*Given instruction:*
Reproduce the whole listing, character for character.

*The records:*
..........

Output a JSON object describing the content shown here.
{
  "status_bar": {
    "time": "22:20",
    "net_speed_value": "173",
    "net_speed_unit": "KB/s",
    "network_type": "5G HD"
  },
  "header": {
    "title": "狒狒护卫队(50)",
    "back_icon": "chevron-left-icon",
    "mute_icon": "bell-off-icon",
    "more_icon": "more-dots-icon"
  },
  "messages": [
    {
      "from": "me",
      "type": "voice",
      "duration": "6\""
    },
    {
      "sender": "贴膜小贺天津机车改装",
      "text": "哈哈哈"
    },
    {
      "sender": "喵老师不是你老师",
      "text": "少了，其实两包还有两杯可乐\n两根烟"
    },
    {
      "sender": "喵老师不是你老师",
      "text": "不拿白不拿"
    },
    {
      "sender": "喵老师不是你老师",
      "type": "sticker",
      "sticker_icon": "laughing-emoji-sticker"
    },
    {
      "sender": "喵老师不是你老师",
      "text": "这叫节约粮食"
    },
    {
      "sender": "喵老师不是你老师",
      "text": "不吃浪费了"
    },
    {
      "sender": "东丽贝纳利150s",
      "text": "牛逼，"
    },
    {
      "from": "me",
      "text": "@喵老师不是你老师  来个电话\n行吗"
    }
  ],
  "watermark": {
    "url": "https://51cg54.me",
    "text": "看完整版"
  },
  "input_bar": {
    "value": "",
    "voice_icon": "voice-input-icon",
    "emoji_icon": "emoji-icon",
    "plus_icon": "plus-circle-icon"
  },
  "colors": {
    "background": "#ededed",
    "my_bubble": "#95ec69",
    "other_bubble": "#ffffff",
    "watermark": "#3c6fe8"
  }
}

..........

*Solved problem:*
Output a JSON object describing the content shown here.
{
  "status_bar": {
    "time": "22:20",
    "net_speed_value": "173",
    "net_speed_unit": "KB/s",
    "network_type": "5G HD"
  },
  "header": {
    "title": "狒狒护卫队(50)",
    "back_icon": "chevron-left-icon",
    "mute_icon": "bell-off-icon",
    "more_icon": "more-dots-icon"
  },
  "messages": [
    {
      "from": "me",
      "type": "voice",
      "duration": "6\""
    },
    {
      "sender": "贴膜小贺天津机车改装",
      "text": "哈哈哈"
    },
    {
      "sender": "喵老师不是你老师",
      "text": "少了，其实两包还有两杯可乐\n两根烟"
    },
    {
      "sender": "喵老师不是你老师",
      "text": "不拿白不拿"
    },
    {
      "sender": "喵老师不是你老师",
      "type": "sticker",
      "sticker_icon": "laughing-emoji-sticker"
    },
    {
      "sender": "喵老师不是你老师",
      "text": "这叫节约粮食"
    },
    {
      "sender": "喵老师不是你老师",
      "text": "不吃浪费了"
    },
    {
      "sender": "东丽贝纳利150s",
      "text": "牛逼，"
    },
    {
      "from": "me",
      "text": "@喵老师不是你老师  来个电话\n行吗"
    }
  ],
  "watermark": {
    "url": "https://51cg54.me",
    "text": "看完整版"
  },
  "input_bar": {
    "value": "",
    "voice_icon": "voice-input-icon",
    "emoji_icon": "emoji-icon",
    "plus_icon": "plus-circle-icon"
  },
  "colors": {
    "background": "#ededed",
    "my_bubble": "#95ec69",
    "other_bubble": "#ffffff",
    "watermark": "#3c6fe8"
  }
}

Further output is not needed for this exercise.